• _Given exercise_
Filter the records for lines holding the string "espace".

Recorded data

-=-=-=-=-

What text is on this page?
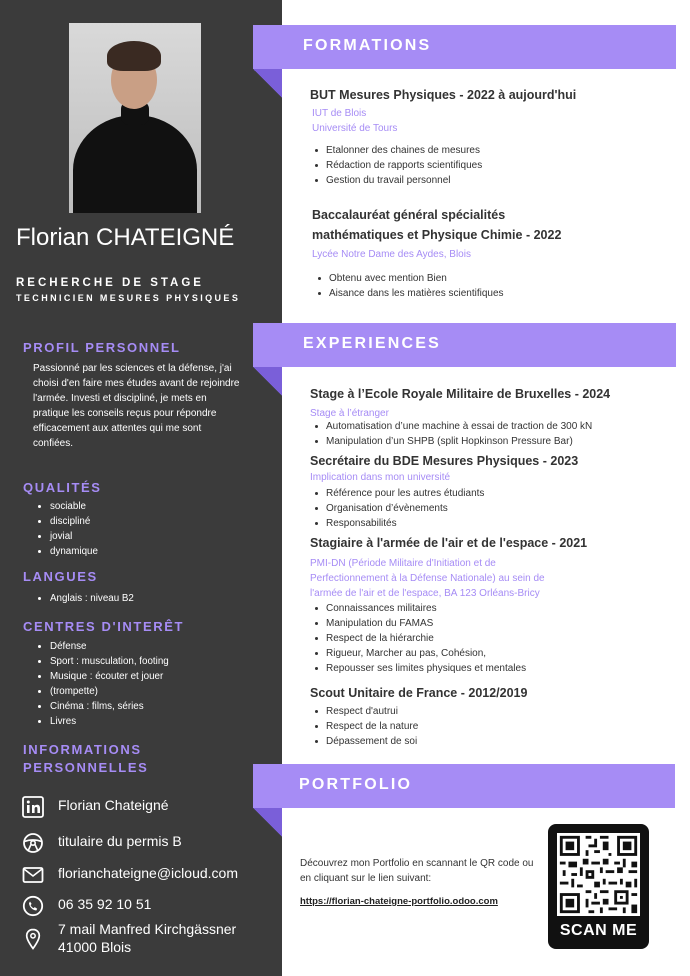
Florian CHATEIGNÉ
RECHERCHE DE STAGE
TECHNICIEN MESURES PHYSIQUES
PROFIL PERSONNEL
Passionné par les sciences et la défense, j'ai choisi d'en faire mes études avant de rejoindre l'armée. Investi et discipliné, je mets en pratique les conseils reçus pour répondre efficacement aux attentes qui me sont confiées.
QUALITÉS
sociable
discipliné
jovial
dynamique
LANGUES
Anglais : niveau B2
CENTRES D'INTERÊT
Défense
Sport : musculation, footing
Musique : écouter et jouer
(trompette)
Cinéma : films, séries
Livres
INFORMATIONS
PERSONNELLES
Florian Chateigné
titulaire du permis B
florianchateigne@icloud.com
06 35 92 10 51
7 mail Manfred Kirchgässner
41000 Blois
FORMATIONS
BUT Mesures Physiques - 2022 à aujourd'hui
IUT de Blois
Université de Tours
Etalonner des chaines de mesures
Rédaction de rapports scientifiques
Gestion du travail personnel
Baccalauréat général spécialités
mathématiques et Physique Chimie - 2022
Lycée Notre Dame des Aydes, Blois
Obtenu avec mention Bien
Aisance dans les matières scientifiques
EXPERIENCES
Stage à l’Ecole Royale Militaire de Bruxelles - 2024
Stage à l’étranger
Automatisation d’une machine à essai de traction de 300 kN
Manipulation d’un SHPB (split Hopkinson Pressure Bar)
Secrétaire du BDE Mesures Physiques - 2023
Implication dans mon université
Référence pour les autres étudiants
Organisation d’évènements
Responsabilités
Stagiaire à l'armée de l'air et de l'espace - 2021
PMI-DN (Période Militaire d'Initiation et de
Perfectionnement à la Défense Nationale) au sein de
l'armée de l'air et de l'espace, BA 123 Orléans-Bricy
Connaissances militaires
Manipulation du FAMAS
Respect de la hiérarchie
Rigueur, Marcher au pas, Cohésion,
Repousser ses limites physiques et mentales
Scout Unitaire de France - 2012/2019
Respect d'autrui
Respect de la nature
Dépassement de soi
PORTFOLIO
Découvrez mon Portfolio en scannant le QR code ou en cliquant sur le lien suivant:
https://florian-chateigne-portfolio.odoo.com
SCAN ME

-=-=-=-=-

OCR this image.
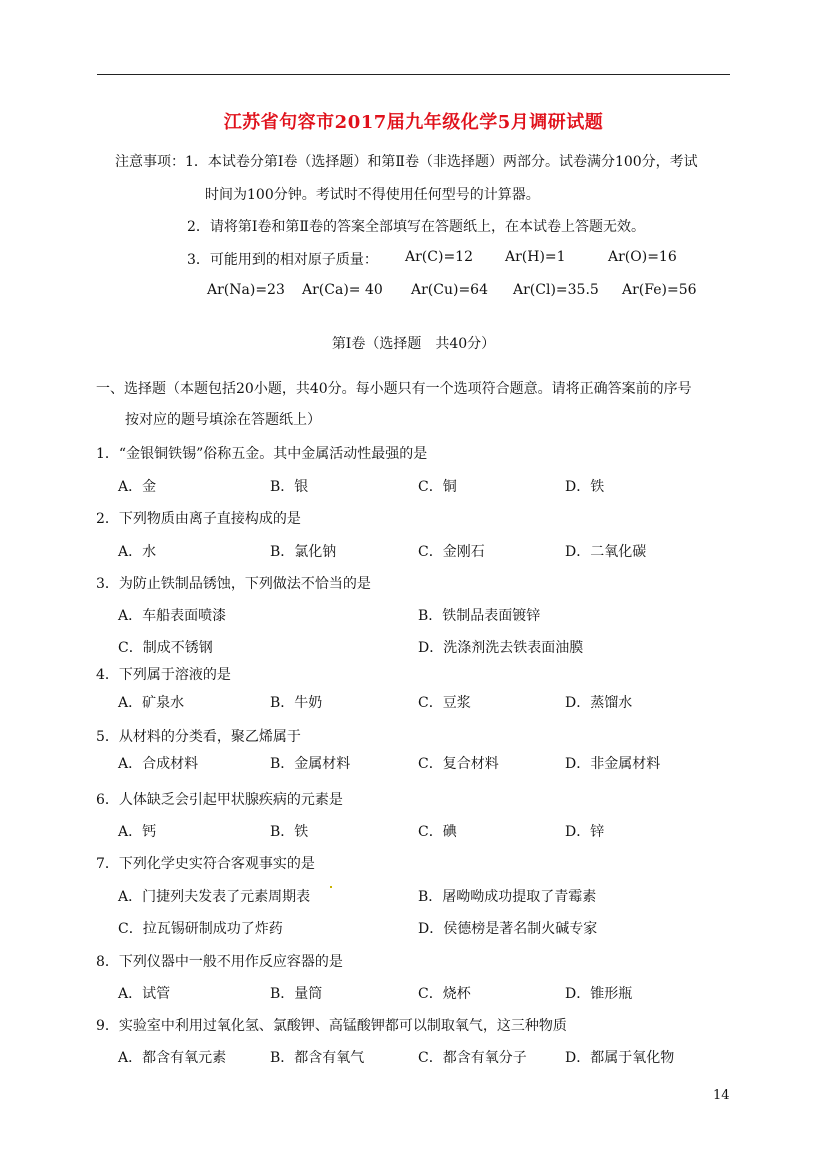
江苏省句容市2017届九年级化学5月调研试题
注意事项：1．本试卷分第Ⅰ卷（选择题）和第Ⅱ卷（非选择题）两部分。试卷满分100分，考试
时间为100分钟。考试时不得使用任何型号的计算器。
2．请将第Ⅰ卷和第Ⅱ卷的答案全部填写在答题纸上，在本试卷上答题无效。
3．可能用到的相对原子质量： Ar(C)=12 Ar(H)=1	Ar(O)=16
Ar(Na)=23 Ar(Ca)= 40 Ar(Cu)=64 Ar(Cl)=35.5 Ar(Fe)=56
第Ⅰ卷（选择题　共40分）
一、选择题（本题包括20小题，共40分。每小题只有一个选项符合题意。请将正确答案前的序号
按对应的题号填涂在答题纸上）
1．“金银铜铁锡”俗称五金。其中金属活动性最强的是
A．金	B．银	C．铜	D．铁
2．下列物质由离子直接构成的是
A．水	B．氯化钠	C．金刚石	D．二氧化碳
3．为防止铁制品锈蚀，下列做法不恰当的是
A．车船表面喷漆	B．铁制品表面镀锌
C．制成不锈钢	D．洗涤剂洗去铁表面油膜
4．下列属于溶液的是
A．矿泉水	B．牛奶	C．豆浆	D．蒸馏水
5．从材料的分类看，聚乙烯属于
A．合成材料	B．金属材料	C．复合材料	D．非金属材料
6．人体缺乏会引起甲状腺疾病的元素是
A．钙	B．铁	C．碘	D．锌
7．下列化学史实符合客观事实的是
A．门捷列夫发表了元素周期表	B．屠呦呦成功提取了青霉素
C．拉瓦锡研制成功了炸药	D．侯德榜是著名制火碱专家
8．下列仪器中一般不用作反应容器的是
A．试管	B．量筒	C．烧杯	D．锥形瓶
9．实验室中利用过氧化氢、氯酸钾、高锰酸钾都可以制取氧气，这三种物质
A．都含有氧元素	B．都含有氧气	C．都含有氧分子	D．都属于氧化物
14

-=-=-=-=-

• _Result_
Stagiaire à l'armée de l'air et de l'espace - 2021
l'armée de l'air et de l'espace, BA 123 Orléans-Bricy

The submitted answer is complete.